--- EXTRAIT ---

Le militant âgé de 47 ans purgeait une peine de 19 ans de prison pour « extrémisme » dans une colonie pénitentiaire reculée de l’Arctique, dans des conditions très difficiles. Ses multiples procès avaient été largement dénoncés comme politiques et une manière de le punir pour son opposition à Vladimir Poutine. Le président russe a été informé du décès, selon son porte-parole Dmitri Peskov.
Empoisonnement en 2020
Incarcéré depuis janvier 2021, Alexeï Navalny s’était vu infliger en août dernier une énième peine : 19 années pour « extrémisme » à passer dans l’un des établissements les plus rudes du système carcéral russe.
Ce grand blond au regard bleu perçant était apparu amaigri et vieilli lors des dernières retransmissions à distance des dernières audiences dans lesquelles il était impliqué, dernier moyen de le voir.
Il avait survécu de justesse en 2020 à un empoisonnement à l’agent neurotoxique Novitchok alors qu’il était en campagne électorale en Sibérie, que ses soutiens et lui avaient attribué au Kremlin. Transféré dans le coma en Allemagne pour y être soigné, il avait choisi de rentrer en Russie après sa convalescence, et avait été aussitôt arrêté. Ce empoisonnement, une grève de la faim et des séjours répétés à l’isolement, l’avaient marqué physiquement.

--- DONNÉES FOURNIES ---

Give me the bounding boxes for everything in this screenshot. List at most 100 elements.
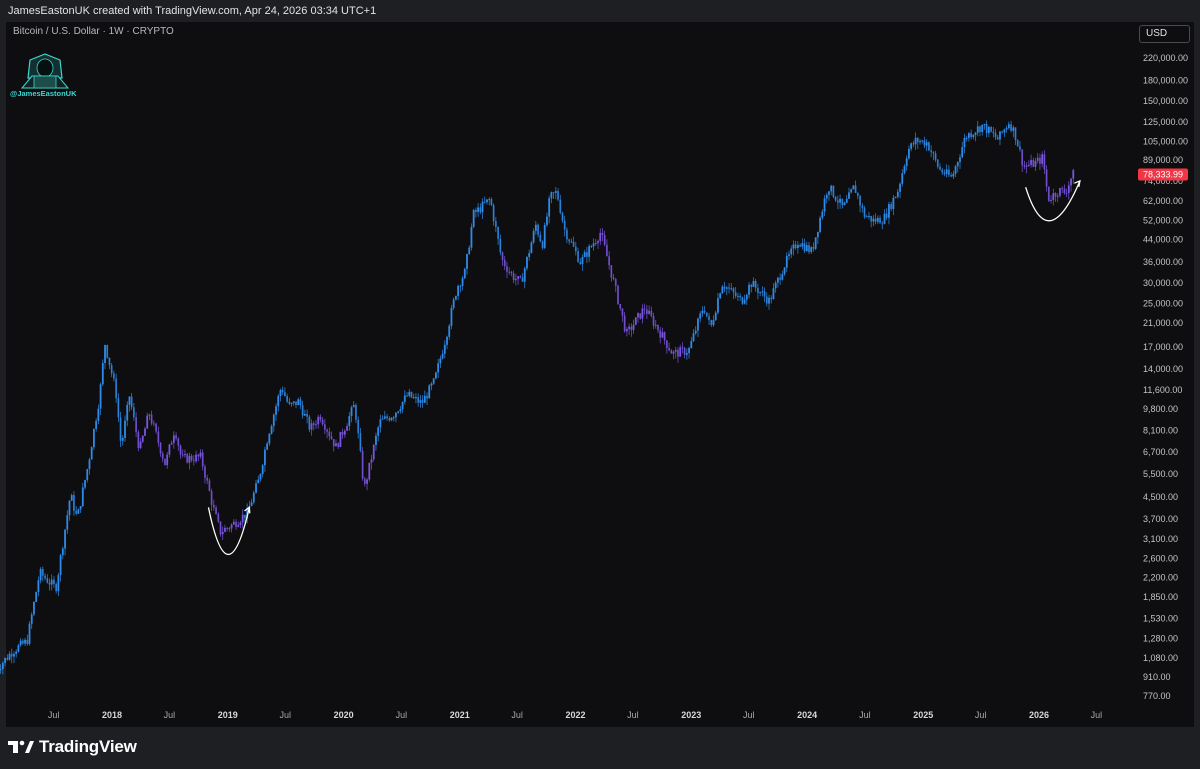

---

# OBJECTIFS:
1. Répondez à ces questions d'après l'extrait ci-dessus :
(a) À combien d'années de prison Alexeï Navalny avait-il été condamné pour « extrémisme » ?
(b) Depuis quand était-il incarcéré ?
(c) Quel agent neurotoxique avait servi à l'empoisonner en 2020 ?
2. Transcrivez fidèlement le passage de l'extrait qui commence par « Empoisonnement en 2020 » et se poursuit jusqu'à « système carcéral russe. ».

# RÉPONSES ATTENDUES:
1.
(a) 19 ans.
(b) Depuis janvier 2021.
(c) Le Novitchok.

2.
Empoisonnement en 2020
Incarcéré depuis janvier 2021, Alexeï Navalny s’était vu infliger en août dernier une énième peine : 19 années pour « extrémisme » à passer dans l’un des établissements les plus rudes du système carcéral russe.